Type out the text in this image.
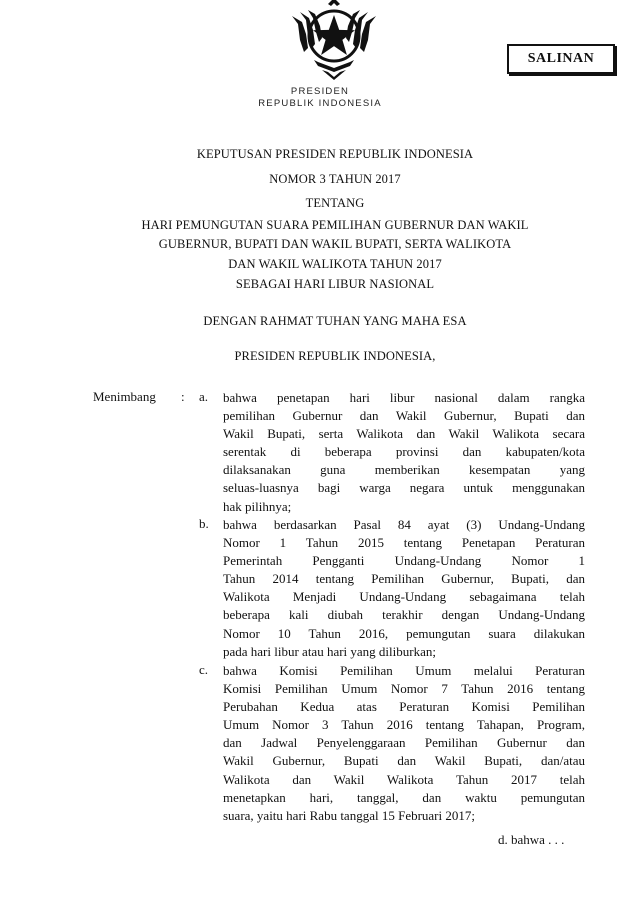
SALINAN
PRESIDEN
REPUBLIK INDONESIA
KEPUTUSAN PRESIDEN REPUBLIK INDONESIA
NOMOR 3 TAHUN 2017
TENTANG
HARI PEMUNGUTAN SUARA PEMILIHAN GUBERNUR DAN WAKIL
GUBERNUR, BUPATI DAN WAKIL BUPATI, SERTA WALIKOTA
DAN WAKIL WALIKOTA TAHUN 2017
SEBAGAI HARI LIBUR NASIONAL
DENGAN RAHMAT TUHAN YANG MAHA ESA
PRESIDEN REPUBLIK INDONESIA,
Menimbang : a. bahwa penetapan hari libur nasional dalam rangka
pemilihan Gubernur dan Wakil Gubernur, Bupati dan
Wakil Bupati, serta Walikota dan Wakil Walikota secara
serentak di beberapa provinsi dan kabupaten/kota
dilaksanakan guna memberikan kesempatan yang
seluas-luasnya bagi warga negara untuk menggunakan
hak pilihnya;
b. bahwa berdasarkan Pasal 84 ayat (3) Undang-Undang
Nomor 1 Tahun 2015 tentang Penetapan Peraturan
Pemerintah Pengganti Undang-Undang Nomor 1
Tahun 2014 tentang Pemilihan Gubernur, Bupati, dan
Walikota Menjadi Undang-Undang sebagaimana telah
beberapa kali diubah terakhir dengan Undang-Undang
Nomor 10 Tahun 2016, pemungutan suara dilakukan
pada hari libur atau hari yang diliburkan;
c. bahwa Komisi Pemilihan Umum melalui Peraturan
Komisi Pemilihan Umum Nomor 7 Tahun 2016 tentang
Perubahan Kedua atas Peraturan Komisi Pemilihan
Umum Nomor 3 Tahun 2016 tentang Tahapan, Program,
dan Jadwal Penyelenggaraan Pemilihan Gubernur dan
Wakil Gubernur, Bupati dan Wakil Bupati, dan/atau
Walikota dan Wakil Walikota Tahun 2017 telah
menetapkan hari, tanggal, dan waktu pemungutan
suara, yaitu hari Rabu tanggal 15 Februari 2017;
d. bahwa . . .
* * *
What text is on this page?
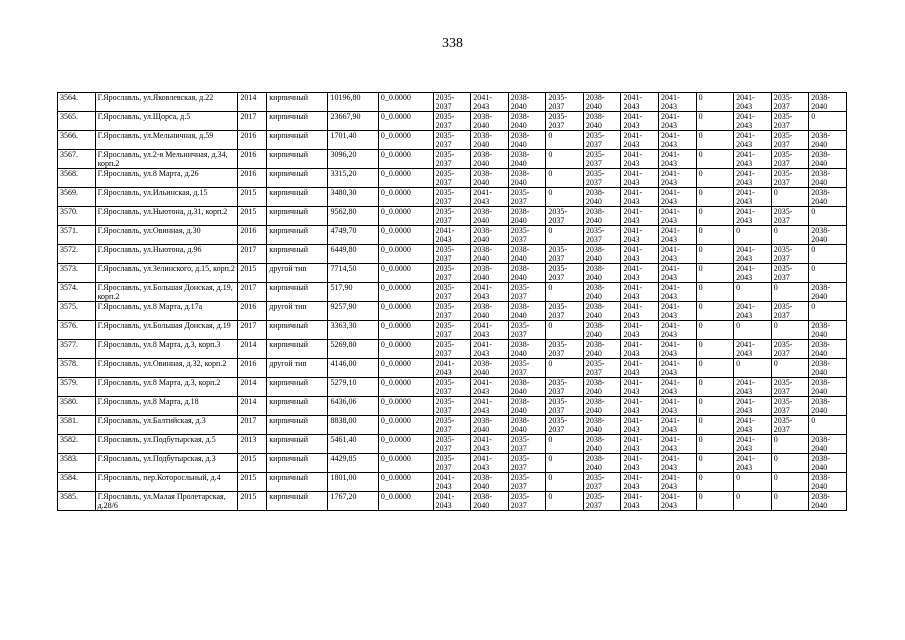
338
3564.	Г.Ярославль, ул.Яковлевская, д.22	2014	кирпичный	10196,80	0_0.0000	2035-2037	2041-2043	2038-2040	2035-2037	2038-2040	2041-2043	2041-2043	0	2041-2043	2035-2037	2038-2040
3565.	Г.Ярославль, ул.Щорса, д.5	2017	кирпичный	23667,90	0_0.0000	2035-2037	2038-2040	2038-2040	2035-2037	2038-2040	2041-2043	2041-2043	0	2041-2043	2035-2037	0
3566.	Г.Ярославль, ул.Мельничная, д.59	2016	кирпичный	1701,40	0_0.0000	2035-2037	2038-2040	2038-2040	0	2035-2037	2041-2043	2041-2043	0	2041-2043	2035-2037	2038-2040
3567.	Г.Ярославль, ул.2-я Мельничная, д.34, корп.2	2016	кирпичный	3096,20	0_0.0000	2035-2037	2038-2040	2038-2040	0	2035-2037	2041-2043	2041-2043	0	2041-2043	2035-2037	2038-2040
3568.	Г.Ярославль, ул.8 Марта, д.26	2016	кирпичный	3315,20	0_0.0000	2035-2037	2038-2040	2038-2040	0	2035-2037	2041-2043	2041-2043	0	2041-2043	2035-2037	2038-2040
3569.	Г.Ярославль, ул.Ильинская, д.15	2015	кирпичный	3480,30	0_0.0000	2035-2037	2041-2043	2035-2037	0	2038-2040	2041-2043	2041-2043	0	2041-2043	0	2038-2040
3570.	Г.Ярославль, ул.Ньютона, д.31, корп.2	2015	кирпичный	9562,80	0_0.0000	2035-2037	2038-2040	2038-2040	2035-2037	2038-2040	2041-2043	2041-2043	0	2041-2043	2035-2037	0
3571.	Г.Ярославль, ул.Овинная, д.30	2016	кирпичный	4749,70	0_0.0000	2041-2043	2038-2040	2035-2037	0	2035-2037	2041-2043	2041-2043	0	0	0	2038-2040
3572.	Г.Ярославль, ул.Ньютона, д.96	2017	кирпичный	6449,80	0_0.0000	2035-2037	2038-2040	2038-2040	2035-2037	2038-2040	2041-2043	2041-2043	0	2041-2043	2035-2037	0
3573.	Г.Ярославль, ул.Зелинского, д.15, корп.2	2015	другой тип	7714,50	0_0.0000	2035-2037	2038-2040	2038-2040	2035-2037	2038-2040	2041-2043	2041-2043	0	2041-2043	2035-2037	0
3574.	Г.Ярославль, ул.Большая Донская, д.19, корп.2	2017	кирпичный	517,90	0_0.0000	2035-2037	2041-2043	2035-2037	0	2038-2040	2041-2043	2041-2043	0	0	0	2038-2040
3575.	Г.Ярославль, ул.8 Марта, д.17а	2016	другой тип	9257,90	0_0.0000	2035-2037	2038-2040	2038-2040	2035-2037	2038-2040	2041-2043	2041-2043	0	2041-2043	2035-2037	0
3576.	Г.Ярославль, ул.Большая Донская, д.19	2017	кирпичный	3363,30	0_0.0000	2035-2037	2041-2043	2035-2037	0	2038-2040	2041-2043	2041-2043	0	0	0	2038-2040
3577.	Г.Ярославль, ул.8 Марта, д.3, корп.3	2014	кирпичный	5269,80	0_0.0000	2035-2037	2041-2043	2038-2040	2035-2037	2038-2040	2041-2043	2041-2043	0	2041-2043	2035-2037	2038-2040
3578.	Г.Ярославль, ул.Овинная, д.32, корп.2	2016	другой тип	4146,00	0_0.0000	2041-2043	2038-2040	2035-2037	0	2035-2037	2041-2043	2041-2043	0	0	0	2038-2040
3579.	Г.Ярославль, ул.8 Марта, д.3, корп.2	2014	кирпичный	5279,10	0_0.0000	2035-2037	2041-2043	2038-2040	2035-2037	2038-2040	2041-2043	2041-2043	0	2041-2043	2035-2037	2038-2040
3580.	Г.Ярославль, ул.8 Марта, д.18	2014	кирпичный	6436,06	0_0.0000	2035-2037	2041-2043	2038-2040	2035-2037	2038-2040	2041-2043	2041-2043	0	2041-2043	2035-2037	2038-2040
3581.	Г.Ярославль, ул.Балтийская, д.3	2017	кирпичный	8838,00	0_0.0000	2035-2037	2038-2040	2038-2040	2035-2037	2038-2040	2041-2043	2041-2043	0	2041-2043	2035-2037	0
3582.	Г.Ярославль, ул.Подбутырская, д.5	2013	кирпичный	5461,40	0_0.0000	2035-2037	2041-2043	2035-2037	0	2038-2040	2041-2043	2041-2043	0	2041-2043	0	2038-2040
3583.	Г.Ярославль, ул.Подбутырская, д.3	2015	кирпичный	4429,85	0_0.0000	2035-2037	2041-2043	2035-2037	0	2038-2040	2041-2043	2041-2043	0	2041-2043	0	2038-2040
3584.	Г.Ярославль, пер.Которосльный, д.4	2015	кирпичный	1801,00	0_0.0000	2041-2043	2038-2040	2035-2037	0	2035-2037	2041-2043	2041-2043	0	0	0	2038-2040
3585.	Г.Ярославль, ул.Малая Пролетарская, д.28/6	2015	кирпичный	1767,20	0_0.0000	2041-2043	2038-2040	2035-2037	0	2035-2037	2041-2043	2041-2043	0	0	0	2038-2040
==
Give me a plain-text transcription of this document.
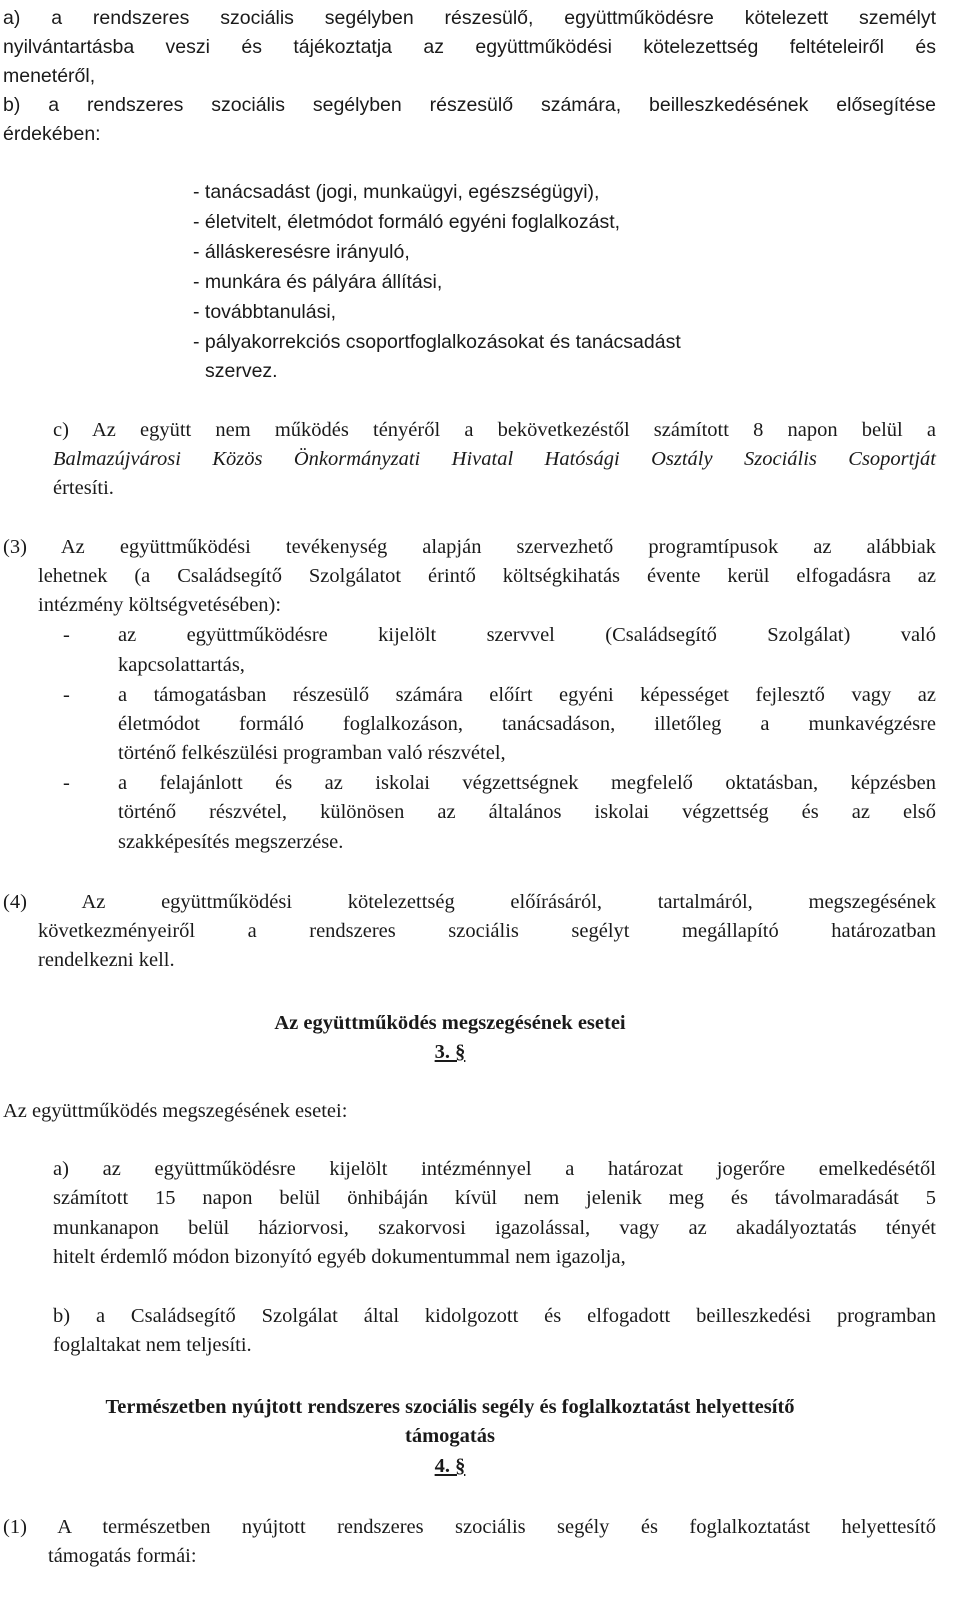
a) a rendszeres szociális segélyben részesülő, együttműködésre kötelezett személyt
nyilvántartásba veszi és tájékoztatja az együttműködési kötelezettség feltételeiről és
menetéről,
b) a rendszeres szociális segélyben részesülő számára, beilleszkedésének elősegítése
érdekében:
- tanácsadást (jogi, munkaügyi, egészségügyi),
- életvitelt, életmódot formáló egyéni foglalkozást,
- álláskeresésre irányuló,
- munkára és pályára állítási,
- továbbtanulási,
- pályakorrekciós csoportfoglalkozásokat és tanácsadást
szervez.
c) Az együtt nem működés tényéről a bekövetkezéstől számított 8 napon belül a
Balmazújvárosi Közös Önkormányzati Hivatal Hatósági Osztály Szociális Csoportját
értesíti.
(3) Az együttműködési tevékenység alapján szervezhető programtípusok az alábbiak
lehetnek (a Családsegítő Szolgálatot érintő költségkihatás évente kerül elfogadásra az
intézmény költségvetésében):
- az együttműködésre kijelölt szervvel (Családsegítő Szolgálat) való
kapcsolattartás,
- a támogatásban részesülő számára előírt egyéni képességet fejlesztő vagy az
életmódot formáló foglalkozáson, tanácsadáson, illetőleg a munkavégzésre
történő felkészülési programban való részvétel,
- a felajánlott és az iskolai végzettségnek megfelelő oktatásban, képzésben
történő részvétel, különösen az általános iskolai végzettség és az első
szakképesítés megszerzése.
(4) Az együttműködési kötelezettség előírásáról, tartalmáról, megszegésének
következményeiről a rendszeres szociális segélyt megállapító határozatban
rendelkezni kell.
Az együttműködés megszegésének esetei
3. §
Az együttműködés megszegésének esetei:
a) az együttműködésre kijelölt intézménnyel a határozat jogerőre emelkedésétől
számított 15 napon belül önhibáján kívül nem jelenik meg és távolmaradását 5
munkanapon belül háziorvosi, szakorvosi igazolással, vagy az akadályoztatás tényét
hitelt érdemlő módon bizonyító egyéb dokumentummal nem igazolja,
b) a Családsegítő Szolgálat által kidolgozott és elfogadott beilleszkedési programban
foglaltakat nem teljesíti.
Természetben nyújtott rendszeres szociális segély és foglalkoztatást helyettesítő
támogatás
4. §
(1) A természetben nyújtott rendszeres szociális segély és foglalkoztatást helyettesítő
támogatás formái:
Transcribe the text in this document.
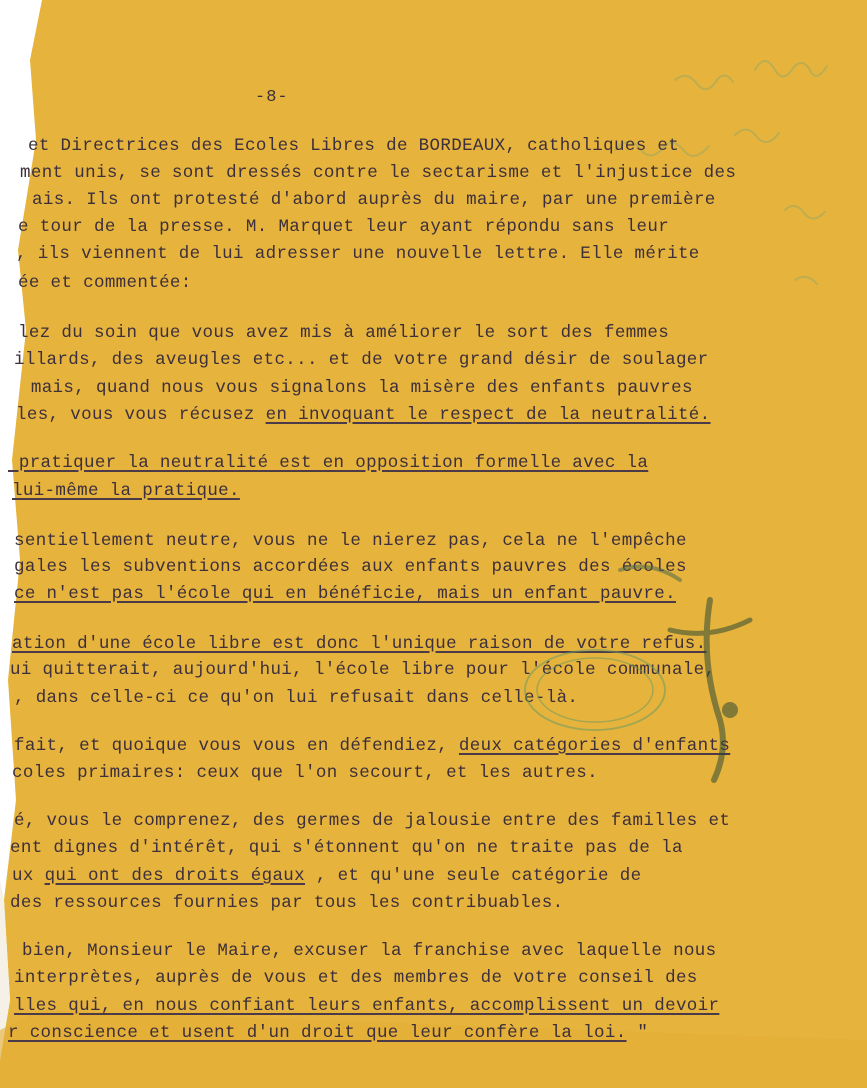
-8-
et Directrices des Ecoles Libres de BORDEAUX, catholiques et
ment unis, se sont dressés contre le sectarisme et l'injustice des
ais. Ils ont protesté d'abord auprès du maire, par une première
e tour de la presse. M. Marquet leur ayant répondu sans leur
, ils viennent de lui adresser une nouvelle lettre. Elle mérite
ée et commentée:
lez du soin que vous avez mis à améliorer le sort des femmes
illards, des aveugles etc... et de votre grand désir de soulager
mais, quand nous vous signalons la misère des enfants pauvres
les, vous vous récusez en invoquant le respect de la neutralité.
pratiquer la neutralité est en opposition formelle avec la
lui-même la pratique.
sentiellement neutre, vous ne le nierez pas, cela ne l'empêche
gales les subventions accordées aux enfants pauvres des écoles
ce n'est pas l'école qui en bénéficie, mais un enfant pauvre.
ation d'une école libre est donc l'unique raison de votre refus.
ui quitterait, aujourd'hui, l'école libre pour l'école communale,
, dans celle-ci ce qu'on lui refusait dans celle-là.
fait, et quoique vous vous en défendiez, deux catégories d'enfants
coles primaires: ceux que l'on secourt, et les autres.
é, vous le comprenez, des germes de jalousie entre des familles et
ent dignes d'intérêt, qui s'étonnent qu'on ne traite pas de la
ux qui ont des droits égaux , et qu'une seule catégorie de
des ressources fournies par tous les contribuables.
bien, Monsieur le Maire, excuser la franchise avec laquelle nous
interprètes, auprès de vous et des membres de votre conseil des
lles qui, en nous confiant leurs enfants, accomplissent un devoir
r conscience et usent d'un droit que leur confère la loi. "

**Brief**. Copy out each line that contains the word "Подбутырская".

**The result**.
3582.	Г.Ярославль, ул.Подбутырская, д.5	2013	кирпичный	5461,40	0_0.0000	2035-2037	2041-2043	2035-2037	0	2038-2040	2041-2043	2041-2043	0	2041-2043	0	2038-2040
3583.	Г.Ярославль, ул.Подбутырская, д.3	2015	кирпичный	4429,85	0_0.0000	2035-2037	2041-2043	2035-2037	0	2038-2040	2041-2043	2041-2043	0	2041-2043	0	2038-2040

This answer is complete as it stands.